# Supplied material
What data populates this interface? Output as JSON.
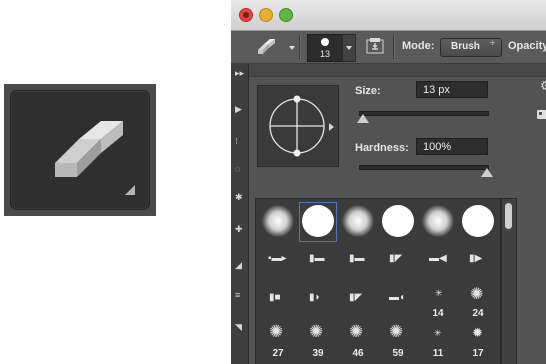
{
  "options_bar": {
    "brush_size": "13",
    "mode_label": "Mode:",
    "mode_value": "Brush",
    "mode_arrows": "÷",
    "opacity_label": "Opacity"
  },
  "brush_panel": {
    "size_label": "Size:",
    "size_value": "13 px",
    "hardness_label": "Hardness:",
    "hardness_value": "100%",
    "size_slider_fraction": 0.03,
    "hardness_slider_fraction": 1.0
  },
  "presets": {
    "numbers_row3": [
      "",
      "",
      "",
      "",
      "14",
      "24"
    ],
    "numbers_row4": [
      "27",
      "39",
      "46",
      "59",
      "11",
      "17"
    ]
  },
  "icons": [
    "eraser-icon",
    "brush-panel-icon",
    "gear-icon",
    "new-preset-icon"
  ],
  "colors": {
    "panel": "#535353",
    "selected_border": "#4a78c4"
  }
}
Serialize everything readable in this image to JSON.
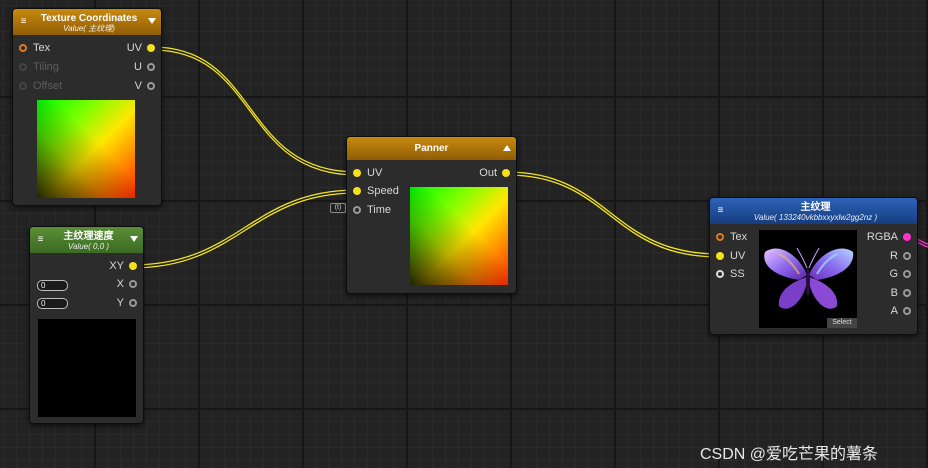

# What the task asks
Consider the entries above and return each line with the string "this".

# Solution below
What data populates this interface? Output as JSON.
Serialize everything readable in this image to JSON.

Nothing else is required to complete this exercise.